WHAT IS ASKED | Reproduce, word for word, every line starting at the line that contains "Extract all readable text from this page." and ending with the final line of the entries.

■ ■ ■ ■ ■

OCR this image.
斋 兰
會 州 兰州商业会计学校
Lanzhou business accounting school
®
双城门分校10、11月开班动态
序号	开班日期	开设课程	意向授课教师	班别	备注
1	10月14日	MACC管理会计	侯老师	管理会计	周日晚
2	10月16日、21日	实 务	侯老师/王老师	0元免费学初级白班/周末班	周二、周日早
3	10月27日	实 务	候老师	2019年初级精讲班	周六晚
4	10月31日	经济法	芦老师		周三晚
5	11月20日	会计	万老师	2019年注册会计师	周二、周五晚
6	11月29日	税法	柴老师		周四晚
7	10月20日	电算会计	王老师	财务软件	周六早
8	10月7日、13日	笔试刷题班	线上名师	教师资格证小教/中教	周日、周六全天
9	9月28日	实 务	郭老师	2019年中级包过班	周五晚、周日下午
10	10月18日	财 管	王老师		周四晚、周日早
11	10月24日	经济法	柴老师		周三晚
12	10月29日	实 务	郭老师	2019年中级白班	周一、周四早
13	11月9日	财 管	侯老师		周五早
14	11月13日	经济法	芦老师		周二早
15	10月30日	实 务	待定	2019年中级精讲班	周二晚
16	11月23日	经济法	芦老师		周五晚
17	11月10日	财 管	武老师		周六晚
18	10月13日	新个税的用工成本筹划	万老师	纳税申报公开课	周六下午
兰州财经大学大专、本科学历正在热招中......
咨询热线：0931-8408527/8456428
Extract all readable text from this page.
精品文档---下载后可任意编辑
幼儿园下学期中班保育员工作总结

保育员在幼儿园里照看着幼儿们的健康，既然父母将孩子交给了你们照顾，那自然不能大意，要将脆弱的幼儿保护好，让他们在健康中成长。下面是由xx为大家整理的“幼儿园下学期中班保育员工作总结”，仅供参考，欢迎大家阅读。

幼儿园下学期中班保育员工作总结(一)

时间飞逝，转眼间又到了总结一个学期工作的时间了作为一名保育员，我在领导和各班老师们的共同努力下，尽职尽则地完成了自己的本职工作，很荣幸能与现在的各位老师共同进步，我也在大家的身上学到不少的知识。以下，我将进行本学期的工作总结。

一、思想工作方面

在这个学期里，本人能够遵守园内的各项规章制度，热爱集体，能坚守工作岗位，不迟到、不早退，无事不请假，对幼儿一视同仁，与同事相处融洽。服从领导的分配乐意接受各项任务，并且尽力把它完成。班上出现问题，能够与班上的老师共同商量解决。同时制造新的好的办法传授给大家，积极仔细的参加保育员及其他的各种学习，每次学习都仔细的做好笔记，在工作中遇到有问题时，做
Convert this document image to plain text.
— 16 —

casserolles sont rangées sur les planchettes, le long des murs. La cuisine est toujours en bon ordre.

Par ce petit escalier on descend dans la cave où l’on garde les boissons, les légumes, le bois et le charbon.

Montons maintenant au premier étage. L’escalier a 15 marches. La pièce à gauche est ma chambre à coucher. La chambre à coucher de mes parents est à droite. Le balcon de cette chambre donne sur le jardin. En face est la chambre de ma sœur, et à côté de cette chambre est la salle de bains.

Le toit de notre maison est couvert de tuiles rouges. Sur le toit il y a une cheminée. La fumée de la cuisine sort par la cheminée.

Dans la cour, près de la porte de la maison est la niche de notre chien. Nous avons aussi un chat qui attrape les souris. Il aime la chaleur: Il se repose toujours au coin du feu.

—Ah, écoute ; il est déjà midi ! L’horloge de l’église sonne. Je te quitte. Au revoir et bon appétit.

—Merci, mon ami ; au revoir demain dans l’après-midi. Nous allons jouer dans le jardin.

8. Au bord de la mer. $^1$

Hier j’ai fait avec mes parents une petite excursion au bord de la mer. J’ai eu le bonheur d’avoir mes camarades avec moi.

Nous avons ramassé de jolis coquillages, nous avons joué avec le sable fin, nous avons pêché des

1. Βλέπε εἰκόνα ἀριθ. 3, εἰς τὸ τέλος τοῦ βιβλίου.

■ ■ ■ ■ ■

ANSWER TO THIS PROBLEM |
Extract all readable text from this page.
精品文档---下载后可任意编辑
幼儿园下学期中班保育员工作总结

保育员在幼儿园里照看着幼儿们的健康，既然父母将孩子交给了你们照顾，那自然不能大意，要将脆弱的幼儿保护好，让他们在健康中成长。下面是由xx为大家整理的“幼儿园下学期中班保育员工作总结”，仅供参考，欢迎大家阅读。

幼儿园下学期中班保育员工作总结(一)

时间飞逝，转眼间又到了总结一个学期工作的时间了作为一名保育员，我在领导和各班老师们的共同努力下，尽职尽则地完成了自己的本职工作，很荣幸能与现在的各位老师共同进步，我也在大家的身上学到不少的知识。以下，我将进行本学期的工作总结。

一、思想工作方面

在这个学期里，本人能够遵守园内的各项规章制度，热爱集体，能坚守工作岗位，不迟到、不早退，无事不请假，对幼儿一视同仁，与同事相处融洽。服从领导的分配乐意接受各项任务，并且尽力把它完成。班上出现问题，能够与班上的老师共同商量解决。同时制造新的好的办法传授给大家，积极仔细的参加保育员及其他的各种学习，每次学习都仔细的做好笔记，在工作中遇到有问题时，做
Convert this document image to plain text.
— 16 —

casserolles sont rangées sur les planchettes, le long des murs. La cuisine est toujours en bon ordre.

Par ce petit escalier on descend dans la cave où l’on garde les boissons, les légumes, le bois et le charbon.

Montons maintenant au premier étage. L’escalier a 15 marches. La pièce à gauche est ma chambre à coucher. La chambre à coucher de mes parents est à droite. Le balcon de cette chambre donne sur le jardin. En face est la chambre de ma sœur, et à côté de cette chambre est la salle de bains.

Le toit de notre maison est couvert de tuiles rouges. Sur le toit il y a une cheminée. La fumée de la cuisine sort par la cheminée.

Dans la cour, près de la porte de la maison est la niche de notre chien. Nous avons aussi un chat qui attrape les souris. Il aime la chaleur: Il se repose toujours au coin du feu.

—Ah, écoute ; il est déjà midi ! L’horloge de l’église sonne. Je te quitte. Au revoir et bon appétit.

—Merci, mon ami ; au revoir demain dans l’après-midi. Nous allons jouer dans le jardin.

8. Au bord de la mer. $^1$

Hier j’ai fait avec mes parents une petite excursion au bord de la mer. J’ai eu le bonheur d’avoir mes camarades avec moi.

Nous avons ramassé de jolis coquillages, nous avons joué avec le sable fin, nous avons pêché des

1. Βλέπε εἰκόνα ἀριθ. 3, εἰς τὸ τέλος τοῦ βιβλίου.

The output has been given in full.